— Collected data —
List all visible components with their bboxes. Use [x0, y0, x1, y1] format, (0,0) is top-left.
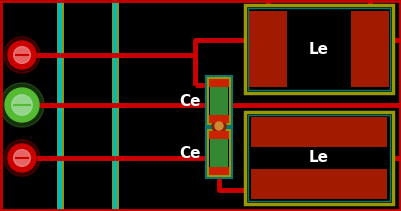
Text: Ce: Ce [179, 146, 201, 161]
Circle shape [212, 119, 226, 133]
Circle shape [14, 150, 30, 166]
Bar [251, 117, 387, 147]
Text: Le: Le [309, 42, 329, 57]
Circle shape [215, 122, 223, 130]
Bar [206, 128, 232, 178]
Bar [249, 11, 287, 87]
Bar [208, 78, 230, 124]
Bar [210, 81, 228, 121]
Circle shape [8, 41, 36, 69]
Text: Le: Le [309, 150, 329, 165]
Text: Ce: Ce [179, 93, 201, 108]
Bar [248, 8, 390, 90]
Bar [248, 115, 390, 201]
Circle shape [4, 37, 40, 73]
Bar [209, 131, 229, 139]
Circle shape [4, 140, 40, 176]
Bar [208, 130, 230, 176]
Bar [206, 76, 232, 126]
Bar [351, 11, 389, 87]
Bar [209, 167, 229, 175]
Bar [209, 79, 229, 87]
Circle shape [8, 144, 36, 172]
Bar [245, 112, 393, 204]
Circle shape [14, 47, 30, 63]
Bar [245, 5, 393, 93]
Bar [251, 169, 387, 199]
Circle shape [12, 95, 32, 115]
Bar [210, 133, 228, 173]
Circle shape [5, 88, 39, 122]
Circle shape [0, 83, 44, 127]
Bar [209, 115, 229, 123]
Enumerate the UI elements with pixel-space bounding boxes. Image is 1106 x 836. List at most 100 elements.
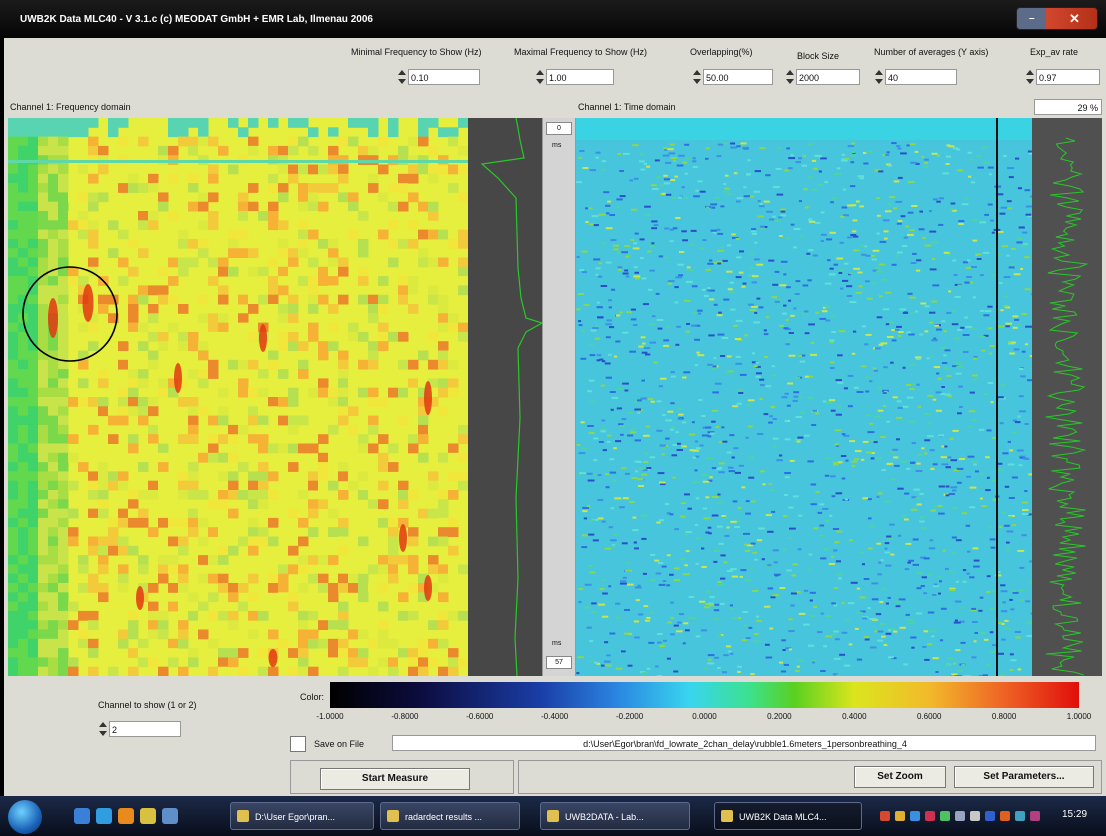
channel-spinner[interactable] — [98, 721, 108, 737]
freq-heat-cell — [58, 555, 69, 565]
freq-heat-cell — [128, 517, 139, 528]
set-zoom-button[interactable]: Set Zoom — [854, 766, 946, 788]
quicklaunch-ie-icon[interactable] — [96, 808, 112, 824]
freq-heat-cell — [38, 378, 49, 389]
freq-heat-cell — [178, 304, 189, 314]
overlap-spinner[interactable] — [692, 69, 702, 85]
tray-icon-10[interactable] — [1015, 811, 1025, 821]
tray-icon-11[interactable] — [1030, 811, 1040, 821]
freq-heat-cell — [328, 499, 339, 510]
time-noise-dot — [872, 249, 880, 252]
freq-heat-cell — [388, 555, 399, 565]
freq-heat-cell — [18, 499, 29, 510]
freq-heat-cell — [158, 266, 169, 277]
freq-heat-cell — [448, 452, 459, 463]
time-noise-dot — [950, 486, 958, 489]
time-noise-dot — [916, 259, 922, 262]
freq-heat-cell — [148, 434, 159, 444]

— Task statement —
Please repeat all of the rows above word for word, leaving the pictures out.

— Output for this exercise —
List all visible components with their bboxes. Use [x0, y0, x1, y1] format, (0,0) is top-left.
Text: Ce: Ce [179, 146, 201, 161]
Circle shape [212, 119, 226, 133]
Circle shape [14, 150, 30, 166]
Bar [251, 117, 387, 147]
Text: Le: Le [309, 42, 329, 57]
Circle shape [215, 122, 223, 130]
Bar [206, 128, 232, 178]
Bar [249, 11, 287, 87]
Bar [208, 78, 230, 124]
Bar [210, 81, 228, 121]
Circle shape [8, 41, 36, 69]
Text: Le: Le [309, 150, 329, 165]
Text: Ce: Ce [179, 93, 201, 108]
Bar [248, 8, 390, 90]
Bar [248, 115, 390, 201]
Circle shape [4, 37, 40, 73]
Bar [209, 131, 229, 139]
Circle shape [4, 140, 40, 176]
Bar [208, 130, 230, 176]
Bar [206, 76, 232, 126]
Bar [351, 11, 389, 87]
Bar [209, 167, 229, 175]
Bar [209, 79, 229, 87]
Circle shape [8, 144, 36, 172]
Bar [245, 112, 393, 204]
Circle shape [14, 47, 30, 63]
Bar [245, 5, 393, 93]
Bar [251, 169, 387, 199]
Circle shape [12, 95, 32, 115]
Bar [210, 133, 228, 173]
Circle shape [5, 88, 39, 122]
Circle shape [0, 83, 44, 127]
Bar [209, 115, 229, 123]
Enumerate the UI elements with pixel-space bounding boxes. Image is 1106 x 836. List at most 100 elements.
channel-spinner[interactable] — [98, 721, 108, 737]
freq-heat-cell — [58, 555, 69, 565]
freq-heat-cell — [128, 517, 139, 528]
set-zoom-button[interactable]: Set Zoom — [854, 766, 946, 788]
quicklaunch-ie-icon[interactable] — [96, 808, 112, 824]
freq-heat-cell — [38, 378, 49, 389]
freq-heat-cell — [178, 304, 189, 314]
overlap-spinner[interactable] — [692, 69, 702, 85]
tray-icon-10[interactable] — [1015, 811, 1025, 821]
tray-icon-11[interactable] — [1030, 811, 1040, 821]
freq-heat-cell — [328, 499, 339, 510]
time-noise-dot — [872, 249, 880, 252]
freq-heat-cell — [388, 555, 399, 565]
freq-heat-cell — [18, 499, 29, 510]
freq-heat-cell — [158, 266, 169, 277]
freq-heat-cell — [448, 452, 459, 463]
time-noise-dot — [950, 486, 958, 489]
time-noise-dot — [916, 259, 922, 262]
freq-heat-cell — [148, 434, 159, 444]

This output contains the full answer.